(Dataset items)
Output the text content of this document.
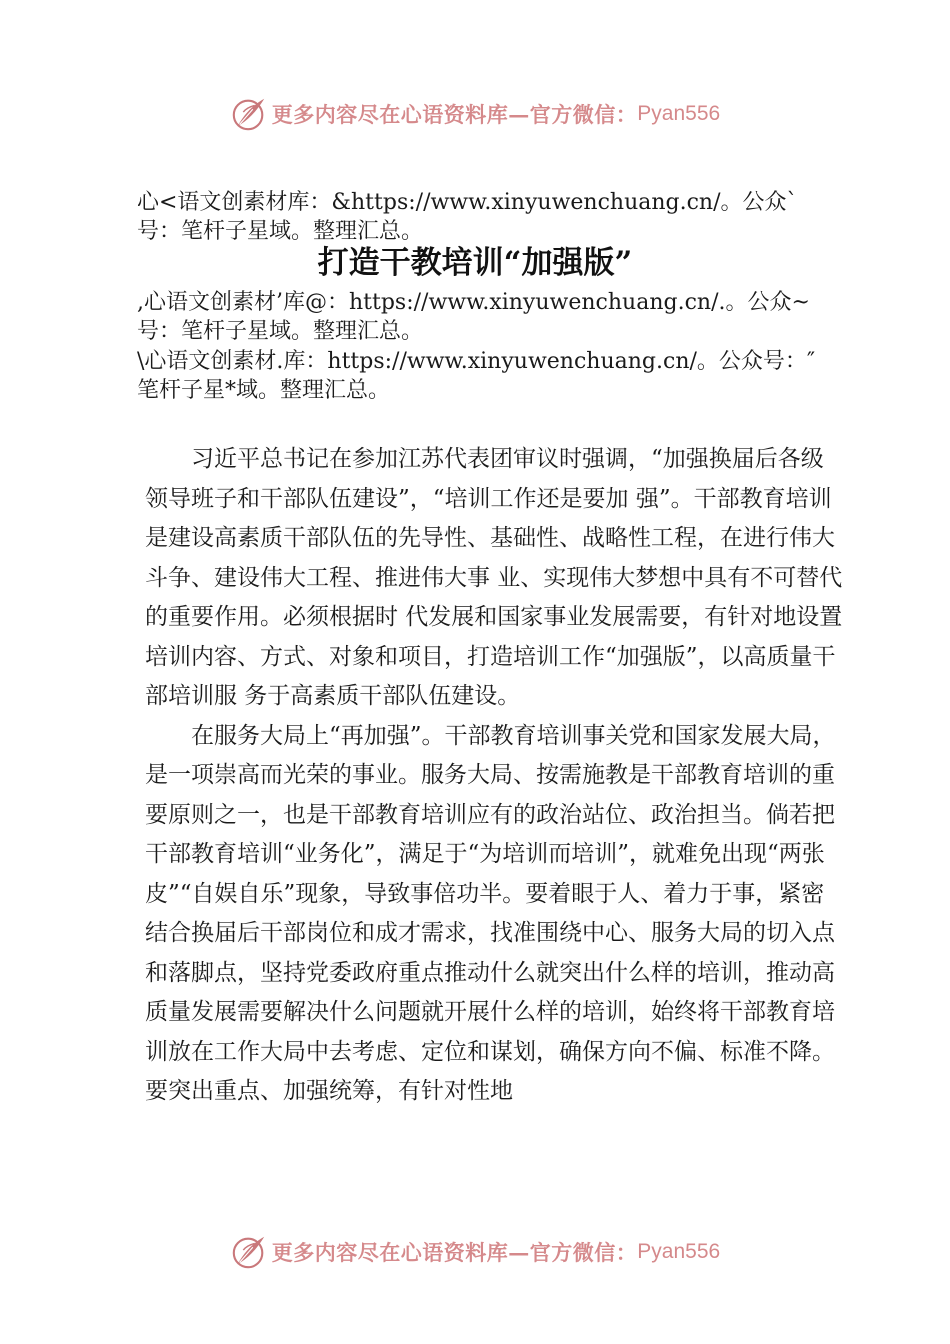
更多内容尽在心语资料库—官方微信： Pyan556
心<语文创素材库：&https://www.xinyuwenchuang.cn/。公众`号：笔杆子星域。整理汇总。
打造干教培训“加强版”
,心语文创素材’库@：https://www.xinyuwenchuang.cn/.。公众~号：笔杆子星域。整理汇总。
\心语文创素材.库：https://www.xinyuwenchuang.cn/。公众号：″笔杆子星*域。整理汇总。

习近平总书记在参加江苏代表团审议时强调，“加强换届后各级领导班子和干部队伍建设”，“培训工作还是要加 强”。干部教育培训是建设高素质干部队伍的先导性、基础性、战略性工程，在进行伟大斗争、建设伟大工程、推进伟大事 业、实现伟大梦想中具有不可替代的重要作用。必须根据时 代发展和国家事业发展需要，有针对地设置培训内容、方式、对象和项目，打造培训工作“加强版”，以高质量干部培训服 务于高素质干部队伍建设。

在服务大局上“再加强”。干部教育培训事关党和国家发展大局，是一项崇高而光荣的事业。服务大局、按需施教是干部教育培训的重要原则之一，也是干部教育培训应有的政治站位、政治担当。倘若把干部教育培训“业务化”，满足于“为培训而培训”，就难免出现“两张皮”“自娱自乐”现象，导致事倍功半。要着眼于人、着力于事，紧密结合换届后干部岗位和成才需求，找准围绕中心、服务大局的切入点和落脚点，坚持党委政府重点推动什么就突出什么样的培训，推动高质量发展需要解决什么问题就开展什么样的培训，始终将干部教育培训放在工作大局中去考虑、定位和谋划，确保方向不偏、标准不降。要突出重点、加强统筹，有针对性地

更多内容尽在心语资料库—官方微信： Pyan556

- TASK DESCRIPTION -
Output every entry exactly as given; pictures are not part of the copy.

- RESPONSE BELOW -
Output the text content of this document.
更多内容尽在心语资料库—官方微信： Pyan556
心<语文创素材库：&https://www.xinyuwenchuang.cn/。公众`号：笔杆子星域。整理汇总。
打造干教培训“加强版”
,心语文创素材’库@：https://www.xinyuwenchuang.cn/.。公众~号：笔杆子星域。整理汇总。
\心语文创素材.库：https://www.xinyuwenchuang.cn/。公众号：″笔杆子星*域。整理汇总。

习近平总书记在参加江苏代表团审议时强调，“加强换届后各级领导班子和干部队伍建设”，“培训工作还是要加 强”。干部教育培训是建设高素质干部队伍的先导性、基础性、战略性工程，在进行伟大斗争、建设伟大工程、推进伟大事 业、实现伟大梦想中具有不可替代的重要作用。必须根据时 代发展和国家事业发展需要，有针对地设置培训内容、方式、对象和项目，打造培训工作“加强版”，以高质量干部培训服 务于高素质干部队伍建设。

在服务大局上“再加强”。干部教育培训事关党和国家发展大局，是一项崇高而光荣的事业。服务大局、按需施教是干部教育培训的重要原则之一，也是干部教育培训应有的政治站位、政治担当。倘若把干部教育培训“业务化”，满足于“为培训而培训”，就难免出现“两张皮”“自娱自乐”现象，导致事倍功半。要着眼于人、着力于事，紧密结合换届后干部岗位和成才需求，找准围绕中心、服务大局的切入点和落脚点，坚持党委政府重点推动什么就突出什么样的培训，推动高质量发展需要解决什么问题就开展什么样的培训，始终将干部教育培训放在工作大局中去考虑、定位和谋划，确保方向不偏、标准不降。要突出重点、加强统筹，有针对性地

更多内容尽在心语资料库—官方微信： Pyan556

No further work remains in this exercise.